[Entries with figure data]

▽

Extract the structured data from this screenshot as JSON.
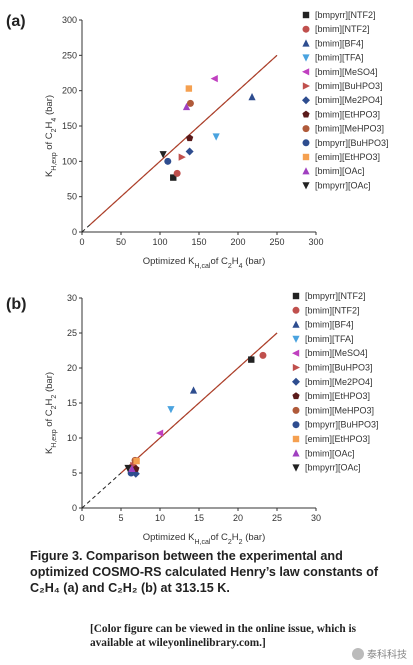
{
  "chart_data": [
    {
      "type": "scatter",
      "panel_label": "(a)",
      "xlabel_html": "Optimized K<tspan baseline-shift='sub' font-size='7'>H,cal</tspan>of C<tspan baseline-shift='sub' font-size='7'>2</tspan>H<tspan baseline-shift='sub' font-size='7'>4</tspan> (bar)",
      "ylabel_html": "K<tspan baseline-shift='sub' font-size='7'>H,exp</tspan> of C<tspan baseline-shift='sub' font-size='7'>2</tspan>H<tspan baseline-shift='sub' font-size='7'>4</tspan> (bar)",
      "xlabel": "Optimized KH,cal of C2H4 (bar)",
      "ylabel": "KH,exp of C2H4 (bar)",
      "xlim": [
        0,
        300
      ],
      "ylim": [
        0,
        300
      ],
      "xticks": [
        0,
        50,
        100,
        150,
        200,
        250,
        300
      ],
      "yticks": [
        0,
        50,
        100,
        150,
        200,
        250,
        300
      ],
      "fit_line": {
        "x": [
          10,
          250
        ],
        "y": [
          10,
          250
        ]
      },
      "series": [
        {
          "name": "[bmpyrr][NTF2]",
          "marker": "square",
          "color": "#222222",
          "x": [
            117
          ],
          "y": [
            77
          ]
        },
        {
          "name": "[bmim][NTF2]",
          "marker": "circle",
          "color": "#c0504d",
          "x": [
            122
          ],
          "y": [
            83
          ]
        },
        {
          "name": "[bmim][BF4]",
          "marker": "triangle-up",
          "color": "#2e4d8f",
          "x": [
            218
          ],
          "y": [
            191
          ]
        },
        {
          "name": "[bmim][TFA]",
          "marker": "triangle-down",
          "color": "#4aa3df",
          "x": [
            172
          ],
          "y": [
            135
          ]
        },
        {
          "name": "[bmim][MeSO4]",
          "marker": "triangle-left",
          "color": "#c040c0",
          "x": [
            170
          ],
          "y": [
            217
          ]
        },
        {
          "name": "[bmim][BuHPO3]",
          "marker": "triangle-right",
          "color": "#c0504d",
          "x": [
            128
          ],
          "y": [
            106
          ]
        },
        {
          "name": "[bmim][Me2PO4]",
          "marker": "diamond",
          "color": "#2e4d8f",
          "x": [
            138
          ],
          "y": [
            114
          ]
        },
        {
          "name": "[bmim][EtHPO3]",
          "marker": "pentagon",
          "color": "#5a1a1a",
          "x": [
            138
          ],
          "y": [
            133
          ]
        },
        {
          "name": "[bmim][MeHPO3]",
          "marker": "circle",
          "color": "#b05a3a",
          "x": [
            139
          ],
          "y": [
            182
          ]
        },
        {
          "name": "[bmpyrr][BuHPO3]",
          "marker": "circle",
          "color": "#2e4d8f",
          "x": [
            110
          ],
          "y": [
            100
          ]
        },
        {
          "name": "[emim][EtHPO3]",
          "marker": "square",
          "color": "#f5a050",
          "x": [
            137
          ],
          "y": [
            203
          ]
        },
        {
          "name": "[bmim][OAc]",
          "marker": "triangle-up",
          "color": "#a040c0",
          "x": [
            134
          ],
          "y": [
            177
          ]
        },
        {
          "name": "[bmpyrr][OAc]",
          "marker": "triangle-down",
          "color": "#222222",
          "x": [
            104
          ],
          "y": [
            110
          ]
        }
      ]
    },
    {
      "type": "scatter",
      "panel_label": "(b)",
      "xlabel_html": "Optimized K<tspan baseline-shift='sub' font-size='7'>H,cal</tspan>of C<tspan baseline-shift='sub' font-size='7'>2</tspan>H<tspan baseline-shift='sub' font-size='7'>2</tspan> (bar)",
      "ylabel_html": "K<tspan baseline-shift='sub' font-size='7'>H,exp</tspan> of C<tspan baseline-shift='sub' font-size='7'>2</tspan>H<tspan baseline-shift='sub' font-size='7'>2</tspan> (bar)",
      "xlabel": "Optimized KH,cal of C2H2 (bar)",
      "ylabel": "KH,exp of C2H2 (bar)",
      "xlim": [
        0,
        30
      ],
      "ylim": [
        0,
        30
      ],
      "xticks": [
        0,
        5,
        10,
        15,
        20,
        25,
        30
      ],
      "yticks": [
        0,
        5,
        10,
        15,
        20,
        25,
        30
      ],
      "fit_line": {
        "x": [
          5,
          25
        ],
        "y": [
          5,
          25
        ]
      },
      "series": [
        {
          "name": "[bmpyrr][NTF2]",
          "marker": "square",
          "color": "#222222",
          "x": [
            21.7
          ],
          "y": [
            21.2
          ]
        },
        {
          "name": "[bmim][NTF2]",
          "marker": "circle",
          "color": "#c0504d",
          "x": [
            23.2
          ],
          "y": [
            21.8
          ]
        },
        {
          "name": "[bmim][BF4]",
          "marker": "triangle-up",
          "color": "#2e4d8f",
          "x": [
            14.3
          ],
          "y": [
            16.8
          ]
        },
        {
          "name": "[bmim][TFA]",
          "marker": "triangle-down",
          "color": "#4aa3df",
          "x": [
            11.4
          ],
          "y": [
            14.1
          ]
        },
        {
          "name": "[bmim][MeSO4]",
          "marker": "triangle-left",
          "color": "#c040c0",
          "x": [
            10.0
          ],
          "y": [
            10.7
          ]
        },
        {
          "name": "[bmim][BuHPO3]",
          "marker": "triangle-right",
          "color": "#c0504d",
          "x": [
            6.6
          ],
          "y": [
            6.1
          ]
        },
        {
          "name": "[bmim][Me2PO4]",
          "marker": "diamond",
          "color": "#2e4d8f",
          "x": [
            6.9
          ],
          "y": [
            4.9
          ]
        },
        {
          "name": "[bmim][EtHPO3]",
          "marker": "pentagon",
          "color": "#5a1a1a",
          "x": [
            6.9
          ],
          "y": [
            5.6
          ]
        },
        {
          "name": "[bmim][MeHPO3]",
          "marker": "circle",
          "color": "#b05a3a",
          "x": [
            6.8
          ],
          "y": [
            6.8
          ]
        },
        {
          "name": "[bmpyrr][BuHPO3]",
          "marker": "circle",
          "color": "#2e4d8f",
          "x": [
            6.3
          ],
          "y": [
            5.0
          ]
        },
        {
          "name": "[emim][EtHPO3]",
          "marker": "square",
          "color": "#f5a050",
          "x": [
            7.0
          ],
          "y": [
            6.7
          ]
        },
        {
          "name": "[bmim][OAc]",
          "marker": "triangle-up",
          "color": "#a040c0",
          "x": [
            6.4
          ],
          "y": [
            5.6
          ]
        },
        {
          "name": "[bmpyrr][OAc]",
          "marker": "triangle-down",
          "color": "#222222",
          "x": [
            5.9
          ],
          "y": [
            5.7
          ]
        }
      ]
    }
  ],
  "caption": "Figure 3. Comparison between the experimental and optimized COSMO-RS calculated Henry’s law constants of C₂H₄ (a) and C₂H₂ (b) at 313.15 K.",
  "note": "[Color figure can be viewed in the online issue, which is available at wileyonlinelibrary.com.]",
  "watermark": "泰科科技"
}
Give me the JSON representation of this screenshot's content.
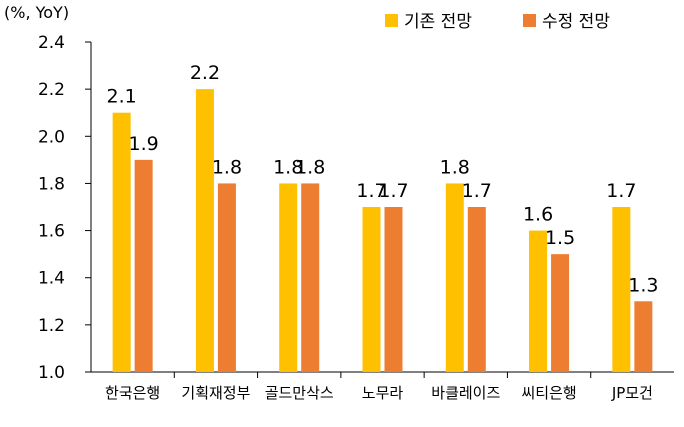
{
  "chart_data": {
    "type": "bar",
    "unit_label": "(%, YoY)",
    "categories": [
      "한국은행",
      "기획재정부",
      "골드만삭스",
      "노무라",
      "바클레이즈",
      "씨티은행",
      "JP모건"
    ],
    "series": [
      {
        "name": "기존 전망",
        "color": "#FFC000",
        "values": [
          2.1,
          2.2,
          1.8,
          1.7,
          1.8,
          1.6,
          1.7
        ]
      },
      {
        "name": "수정 전망",
        "color": "#ED7D31",
        "values": [
          1.9,
          1.8,
          1.8,
          1.7,
          1.7,
          1.5,
          1.3
        ]
      }
    ],
    "value_labels": [
      [
        "2.1",
        "2.2",
        "1.8",
        "1.7",
        "1.8",
        "1.6",
        "1.7"
      ],
      [
        "1.9",
        "1.8",
        "1.8",
        "1.7",
        "1.7",
        "1.5",
        "1.3"
      ]
    ],
    "ylim": [
      1.0,
      2.4
    ],
    "yticks": [
      "1.0",
      "1.2",
      "1.4",
      "1.6",
      "1.8",
      "2.0",
      "2.2",
      "2.4"
    ],
    "legend_position": "top-right"
  }
}
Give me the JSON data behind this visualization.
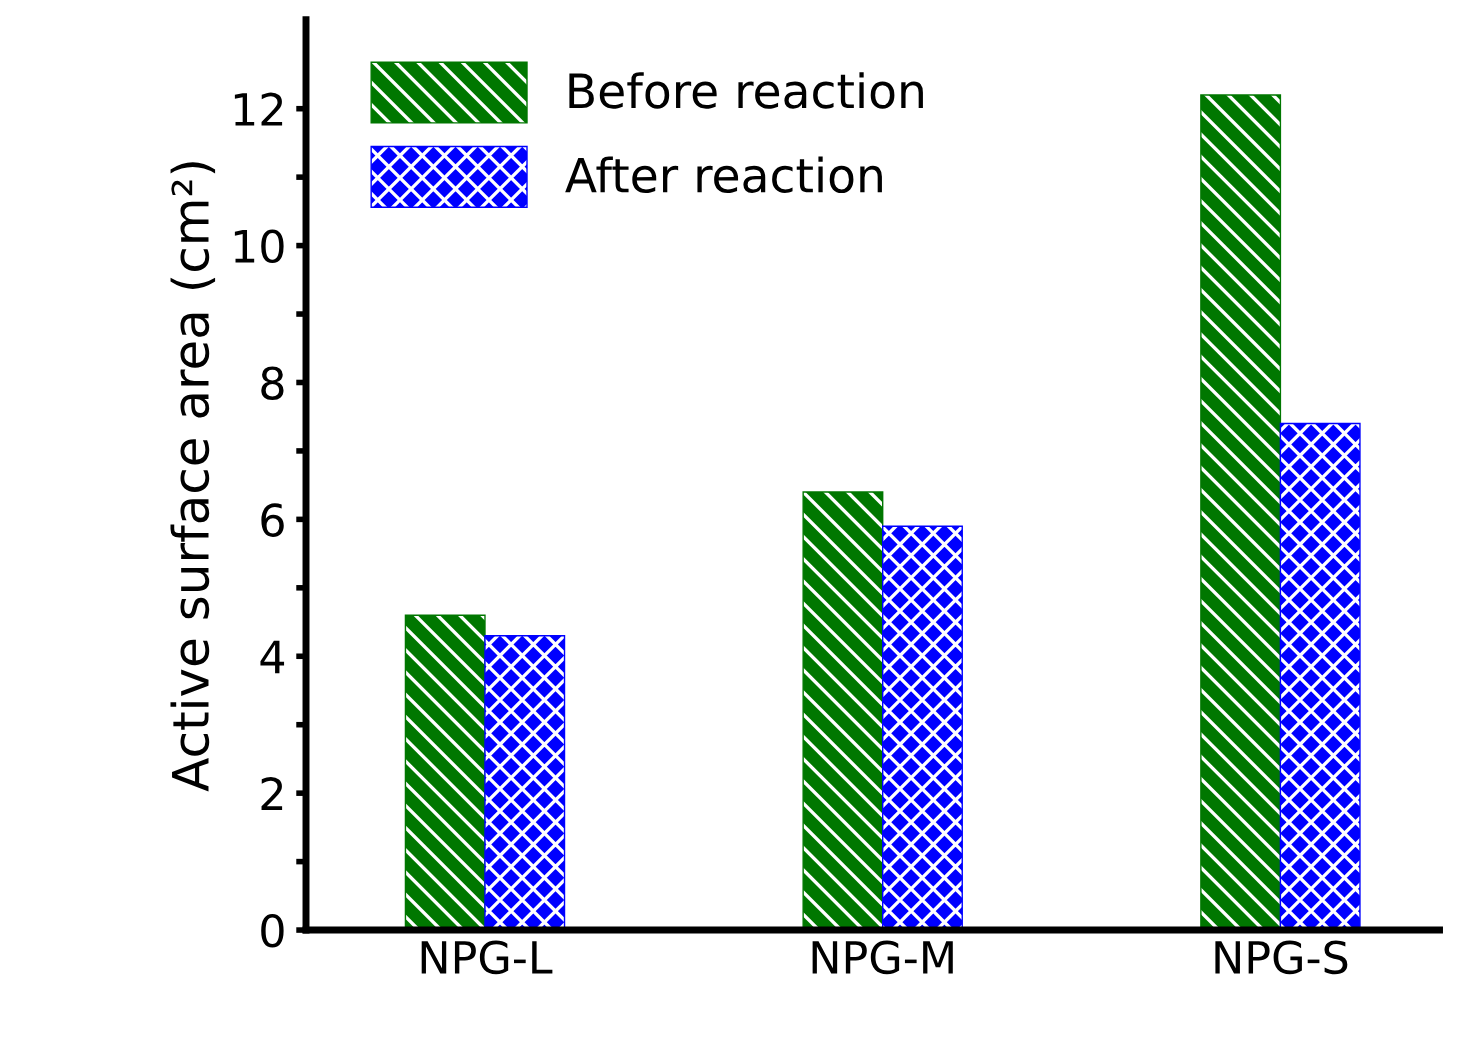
{
  "chart_data": {
    "type": "bar",
    "ylabel": "Active surface area (cm²)",
    "categories": [
      "NPG-L",
      "NPG-M",
      "NPG-S"
    ],
    "series": [
      {
        "name": "Before reaction",
        "color": "#007700",
        "values": [
          4.6,
          6.4,
          12.2
        ]
      },
      {
        "name": "After reaction",
        "color": "#0000ff",
        "values": [
          4.3,
          5.9,
          7.4
        ]
      }
    ],
    "ylim": [
      0,
      13.3
    ],
    "yticks": [
      0,
      {
        "value": 1,
        "label": null
      },
      2,
      {
        "value": 3,
        "label": null
      },
      4,
      {
        "value": 5,
        "label": null
      },
      6,
      {
        "value": 7,
        "label": null
      },
      8,
      {
        "value": 9,
        "label": null
      },
      10,
      {
        "value": 11,
        "label": null
      },
      12
    ],
    "legend": "top left",
    "grid": false
  }
}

△

## Task prompt
Give again, unchanged, only the lines from the line containing "Give me the JSON data" to the last line of the records above. Pictures do not belong in the copy.

## Result
Give me the JSON data behind this visualization.
{
  "chart_data": {
    "type": "bar",
    "ylabel": "Active surface area (cm²)",
    "categories": [
      "NPG-L",
      "NPG-M",
      "NPG-S"
    ],
    "series": [
      {
        "name": "Before reaction",
        "color": "#007700",
        "values": [
          4.6,
          6.4,
          12.2
        ]
      },
      {
        "name": "After reaction",
        "color": "#0000ff",
        "values": [
          4.3,
          5.9,
          7.4
        ]
      }
    ],
    "ylim": [
      0,
      13.3
    ],
    "yticks": [
      0,
      {
        "value": 1,
        "label": null
      },
      2,
      {
        "value": 3,
        "label": null
      },
      4,
      {
        "value": 5,
        "label": null
      },
      6,
      {
        "value": 7,
        "label": null
      },
      8,
      {
        "value": 9,
        "label": null
      },
      10,
      {
        "value": 11,
        "label": null
      },
      12
    ],
    "legend": "top left",
    "grid": false
  }
}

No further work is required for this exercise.